# DATA IN THIS EXERCISE
━━━━━━━━━━━━━━━━

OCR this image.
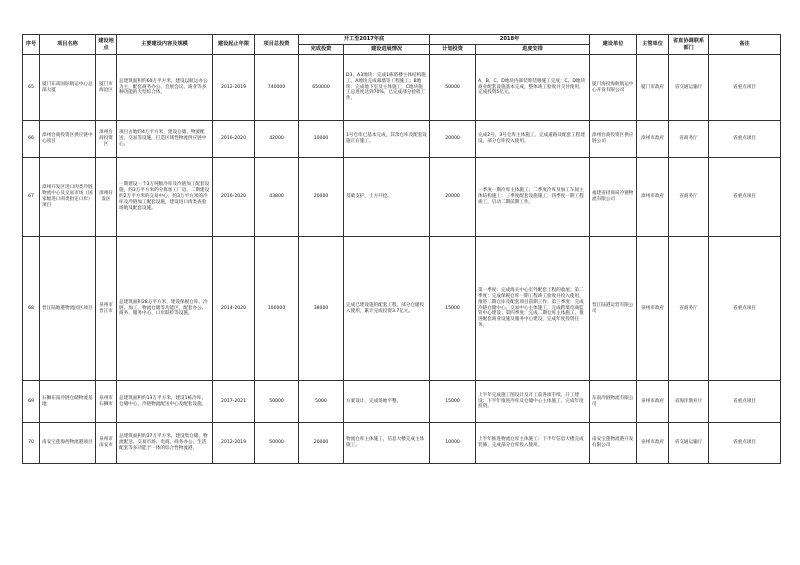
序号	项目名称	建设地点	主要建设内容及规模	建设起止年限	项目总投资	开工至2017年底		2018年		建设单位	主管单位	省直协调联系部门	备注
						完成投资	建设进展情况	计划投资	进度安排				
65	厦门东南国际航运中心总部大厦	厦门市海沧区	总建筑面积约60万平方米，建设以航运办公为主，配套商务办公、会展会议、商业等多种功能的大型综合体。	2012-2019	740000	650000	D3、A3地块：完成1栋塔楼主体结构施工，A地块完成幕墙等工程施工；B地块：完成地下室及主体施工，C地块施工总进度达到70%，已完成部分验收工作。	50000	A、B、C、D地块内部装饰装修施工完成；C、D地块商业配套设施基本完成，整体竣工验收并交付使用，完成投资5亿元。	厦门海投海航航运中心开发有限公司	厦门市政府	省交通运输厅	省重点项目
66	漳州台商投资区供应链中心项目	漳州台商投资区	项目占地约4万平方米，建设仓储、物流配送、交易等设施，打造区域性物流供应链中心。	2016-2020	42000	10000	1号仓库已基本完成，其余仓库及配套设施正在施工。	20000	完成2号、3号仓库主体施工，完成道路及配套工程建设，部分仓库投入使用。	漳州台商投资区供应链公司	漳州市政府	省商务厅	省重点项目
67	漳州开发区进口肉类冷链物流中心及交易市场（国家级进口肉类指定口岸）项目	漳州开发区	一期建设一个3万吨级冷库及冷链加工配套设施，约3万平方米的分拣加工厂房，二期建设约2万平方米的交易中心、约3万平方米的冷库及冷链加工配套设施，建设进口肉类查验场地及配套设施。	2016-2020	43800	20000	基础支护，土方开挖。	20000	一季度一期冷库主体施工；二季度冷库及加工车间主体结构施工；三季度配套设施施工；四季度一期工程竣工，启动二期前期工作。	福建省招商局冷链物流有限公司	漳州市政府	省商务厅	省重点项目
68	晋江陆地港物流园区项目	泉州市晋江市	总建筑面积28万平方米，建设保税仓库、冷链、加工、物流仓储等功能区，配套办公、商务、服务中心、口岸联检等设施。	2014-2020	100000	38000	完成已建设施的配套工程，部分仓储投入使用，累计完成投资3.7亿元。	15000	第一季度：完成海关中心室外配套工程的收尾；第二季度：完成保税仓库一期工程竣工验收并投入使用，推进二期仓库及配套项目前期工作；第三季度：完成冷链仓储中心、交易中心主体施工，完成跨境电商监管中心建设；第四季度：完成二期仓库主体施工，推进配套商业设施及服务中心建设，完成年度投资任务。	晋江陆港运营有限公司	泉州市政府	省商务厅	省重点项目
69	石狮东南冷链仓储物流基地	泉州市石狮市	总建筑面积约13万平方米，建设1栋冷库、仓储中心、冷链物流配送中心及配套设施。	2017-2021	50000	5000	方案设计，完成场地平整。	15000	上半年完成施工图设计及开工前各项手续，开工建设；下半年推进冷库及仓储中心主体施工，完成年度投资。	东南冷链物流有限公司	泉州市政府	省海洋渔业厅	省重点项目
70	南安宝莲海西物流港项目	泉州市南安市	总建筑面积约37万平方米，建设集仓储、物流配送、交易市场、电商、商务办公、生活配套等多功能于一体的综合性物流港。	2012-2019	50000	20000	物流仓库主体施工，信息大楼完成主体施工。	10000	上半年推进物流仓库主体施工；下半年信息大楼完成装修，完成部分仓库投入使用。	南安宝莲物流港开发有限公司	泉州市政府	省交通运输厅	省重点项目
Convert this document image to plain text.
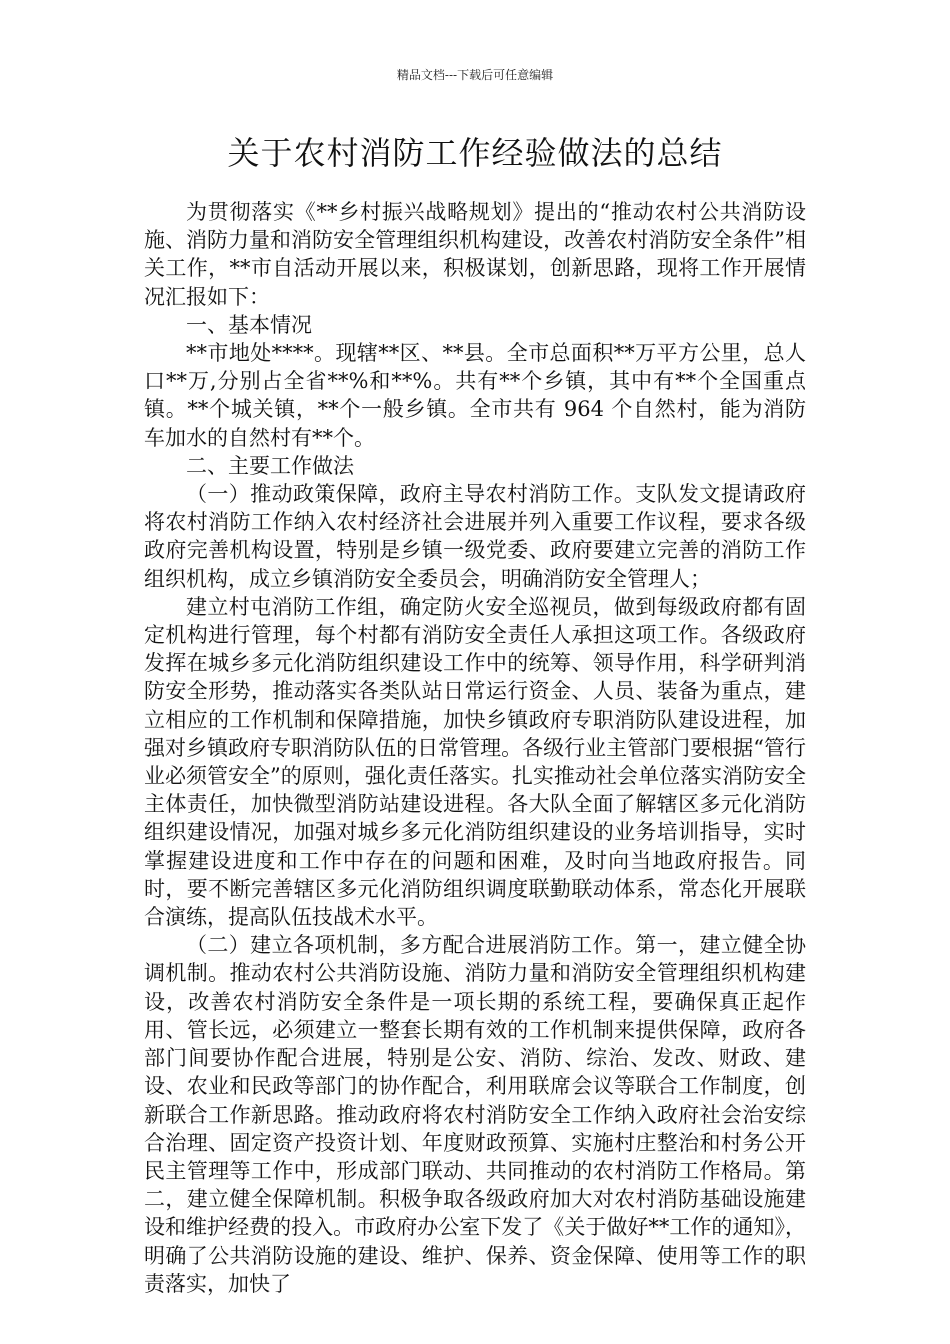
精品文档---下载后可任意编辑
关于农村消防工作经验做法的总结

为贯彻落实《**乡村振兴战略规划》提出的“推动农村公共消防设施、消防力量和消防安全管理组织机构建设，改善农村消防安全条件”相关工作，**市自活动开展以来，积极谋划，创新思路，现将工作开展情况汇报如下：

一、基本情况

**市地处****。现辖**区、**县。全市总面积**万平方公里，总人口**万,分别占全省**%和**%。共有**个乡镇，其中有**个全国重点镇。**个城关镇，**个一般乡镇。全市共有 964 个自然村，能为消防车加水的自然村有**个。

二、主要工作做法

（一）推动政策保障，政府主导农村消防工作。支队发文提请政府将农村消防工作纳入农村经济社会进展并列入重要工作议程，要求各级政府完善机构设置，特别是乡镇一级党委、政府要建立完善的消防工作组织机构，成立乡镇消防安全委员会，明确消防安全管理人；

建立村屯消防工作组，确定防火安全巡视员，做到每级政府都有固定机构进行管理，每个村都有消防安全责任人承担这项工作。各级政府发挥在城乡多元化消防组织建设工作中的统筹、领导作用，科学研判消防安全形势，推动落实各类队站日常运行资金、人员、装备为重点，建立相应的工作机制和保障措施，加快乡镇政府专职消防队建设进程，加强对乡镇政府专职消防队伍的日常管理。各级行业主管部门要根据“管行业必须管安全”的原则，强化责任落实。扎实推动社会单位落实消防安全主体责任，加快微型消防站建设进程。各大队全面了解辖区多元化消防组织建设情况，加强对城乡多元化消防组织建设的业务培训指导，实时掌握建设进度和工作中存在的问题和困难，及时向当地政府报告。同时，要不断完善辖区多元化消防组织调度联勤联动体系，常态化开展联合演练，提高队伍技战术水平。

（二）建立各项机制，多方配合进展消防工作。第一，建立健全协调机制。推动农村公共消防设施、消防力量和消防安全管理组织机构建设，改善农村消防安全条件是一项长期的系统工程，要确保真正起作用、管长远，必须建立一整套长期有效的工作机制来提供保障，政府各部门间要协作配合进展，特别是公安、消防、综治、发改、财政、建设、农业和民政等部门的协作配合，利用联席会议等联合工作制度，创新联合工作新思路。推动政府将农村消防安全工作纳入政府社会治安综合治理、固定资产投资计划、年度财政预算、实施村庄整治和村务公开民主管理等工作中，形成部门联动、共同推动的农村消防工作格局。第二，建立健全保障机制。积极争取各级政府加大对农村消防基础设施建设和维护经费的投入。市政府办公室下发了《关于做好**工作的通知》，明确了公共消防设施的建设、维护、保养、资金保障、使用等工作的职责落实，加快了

━━━━━━━━━━━━━━━━

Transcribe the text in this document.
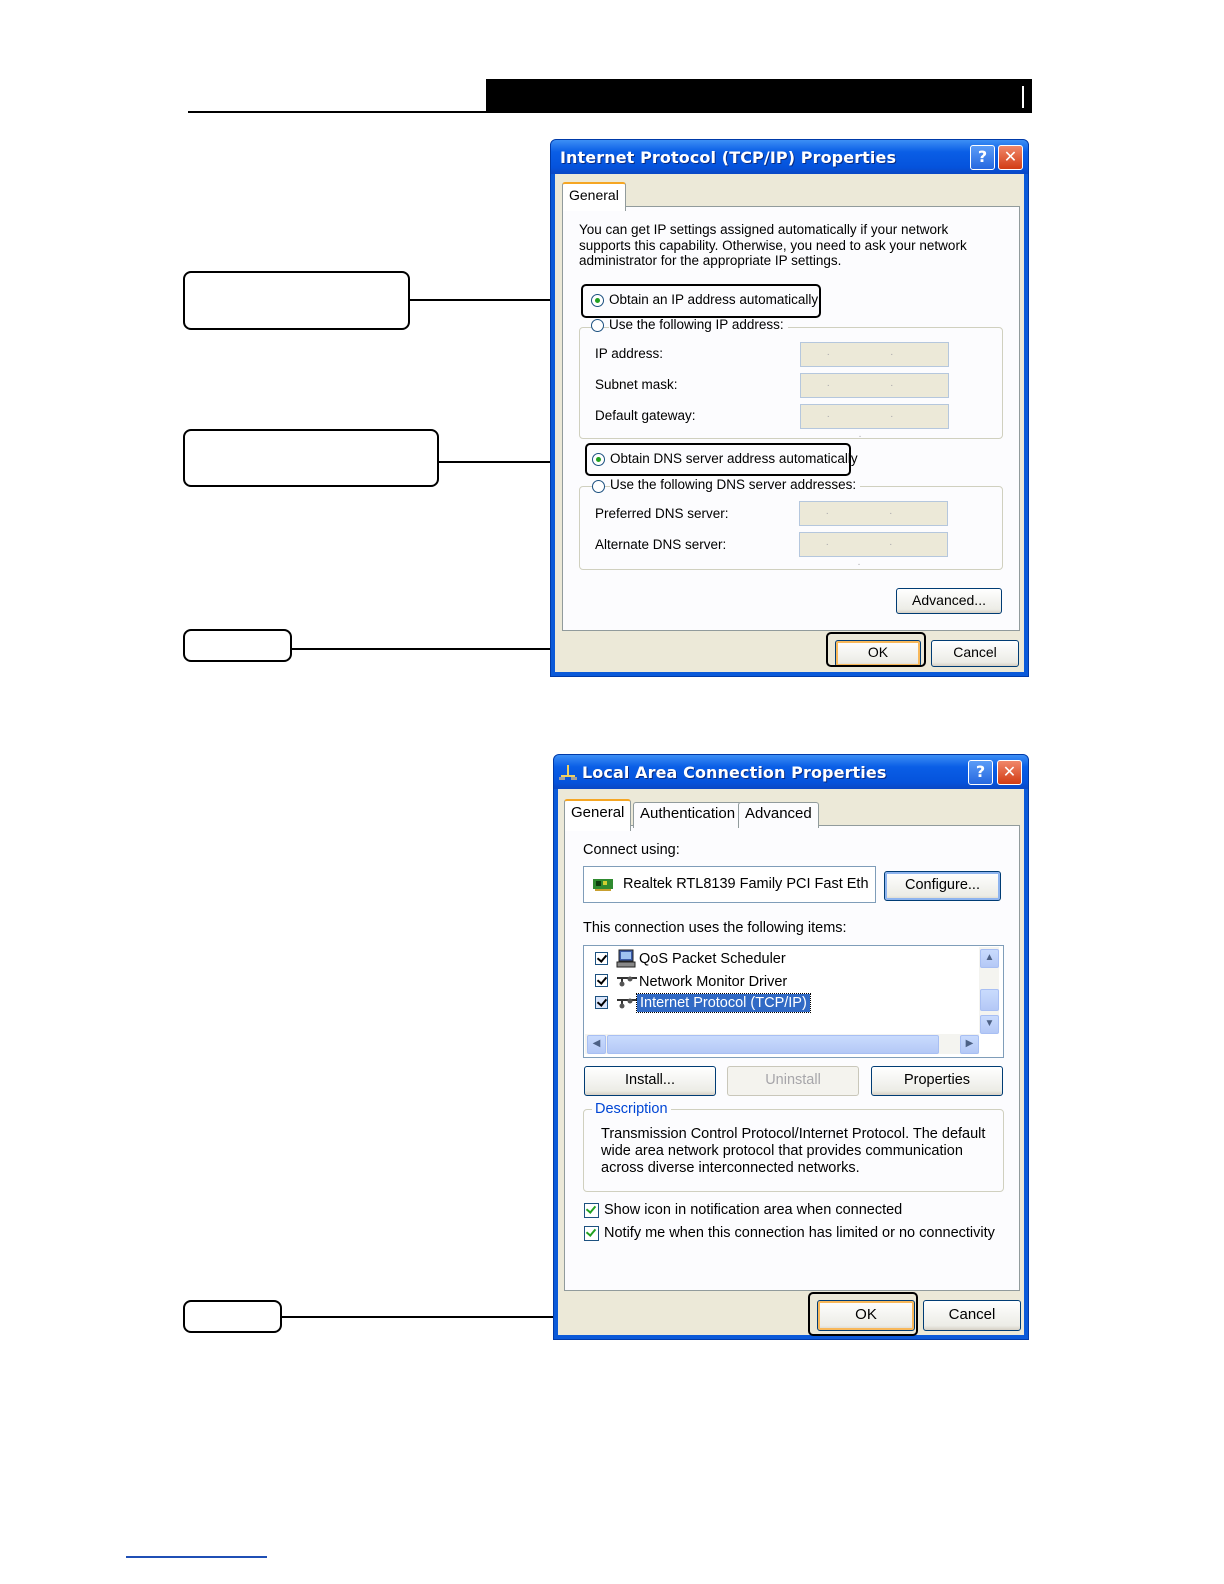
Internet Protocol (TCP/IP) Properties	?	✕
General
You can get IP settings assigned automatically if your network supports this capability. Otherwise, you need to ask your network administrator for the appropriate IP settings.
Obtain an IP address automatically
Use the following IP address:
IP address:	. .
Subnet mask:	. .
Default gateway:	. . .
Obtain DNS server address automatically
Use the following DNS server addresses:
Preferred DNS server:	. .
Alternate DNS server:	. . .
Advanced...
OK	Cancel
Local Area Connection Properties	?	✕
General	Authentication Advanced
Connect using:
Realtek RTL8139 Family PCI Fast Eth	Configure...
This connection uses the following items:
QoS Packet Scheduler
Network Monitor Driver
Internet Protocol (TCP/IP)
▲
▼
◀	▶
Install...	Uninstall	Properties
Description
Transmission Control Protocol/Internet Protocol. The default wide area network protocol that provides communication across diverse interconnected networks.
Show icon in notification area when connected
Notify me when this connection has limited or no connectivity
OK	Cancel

━━━━━━━━━━━━━━━━

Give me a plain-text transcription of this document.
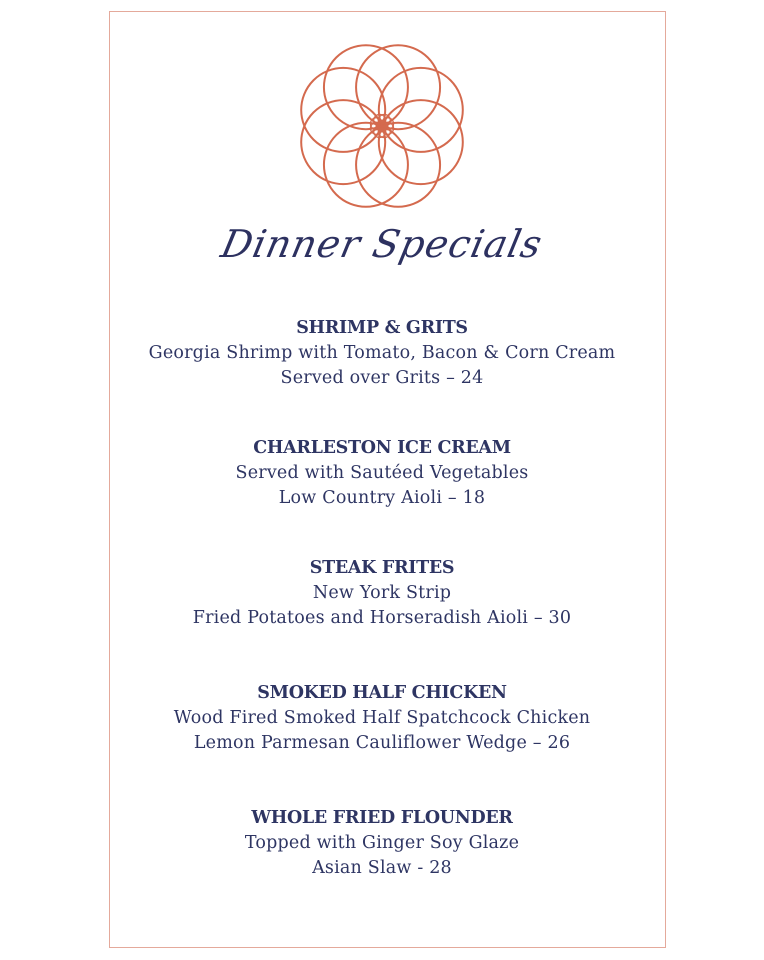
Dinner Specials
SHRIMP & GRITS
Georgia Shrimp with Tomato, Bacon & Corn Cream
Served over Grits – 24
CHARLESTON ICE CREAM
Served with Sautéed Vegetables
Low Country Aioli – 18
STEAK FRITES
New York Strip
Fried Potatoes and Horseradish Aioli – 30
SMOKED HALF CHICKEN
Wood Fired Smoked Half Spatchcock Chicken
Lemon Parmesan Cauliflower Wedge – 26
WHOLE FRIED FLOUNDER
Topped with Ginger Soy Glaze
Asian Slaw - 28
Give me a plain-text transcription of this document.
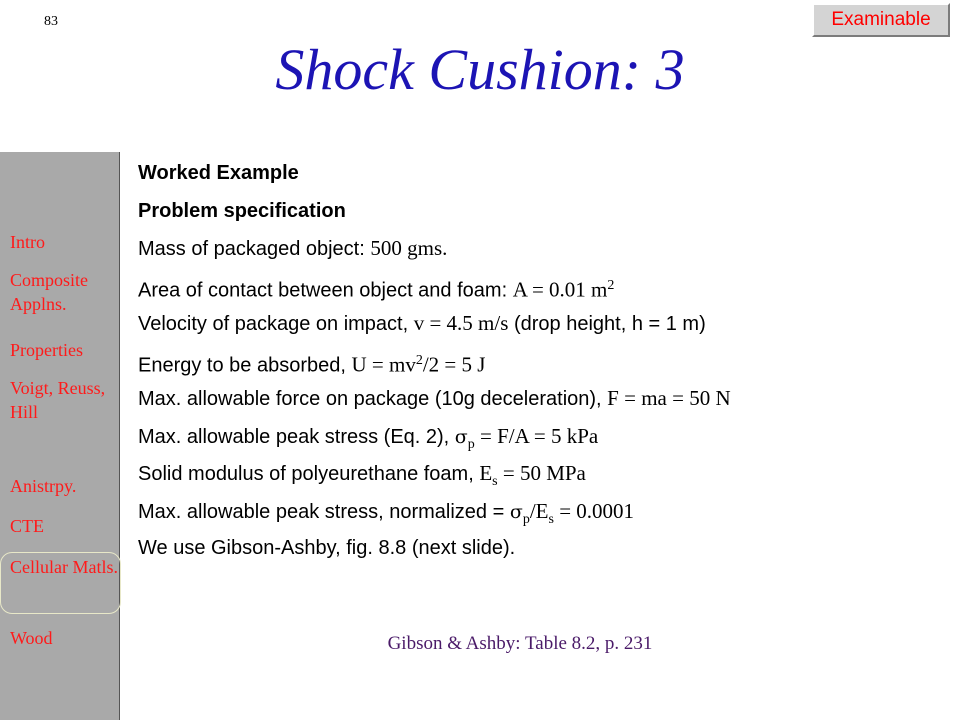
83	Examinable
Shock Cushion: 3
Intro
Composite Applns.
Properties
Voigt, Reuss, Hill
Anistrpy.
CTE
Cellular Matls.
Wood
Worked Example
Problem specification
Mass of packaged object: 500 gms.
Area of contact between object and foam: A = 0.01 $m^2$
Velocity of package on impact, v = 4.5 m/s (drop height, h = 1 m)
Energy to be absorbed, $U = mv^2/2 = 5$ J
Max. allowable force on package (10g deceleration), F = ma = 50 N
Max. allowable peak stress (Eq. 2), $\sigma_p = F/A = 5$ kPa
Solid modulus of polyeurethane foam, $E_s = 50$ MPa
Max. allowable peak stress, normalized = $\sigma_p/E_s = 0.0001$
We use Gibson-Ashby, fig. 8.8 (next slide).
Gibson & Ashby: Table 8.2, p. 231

━━━━━━━━━━━━━━━━

Copy out every line of the data that includes the word "foam".

# RESULT OF THE EXERCISE
Area of contact between object and foam: A = 0.01 $m^2$
Solid modulus of polyeurethane foam, $E_s = 50$ MPa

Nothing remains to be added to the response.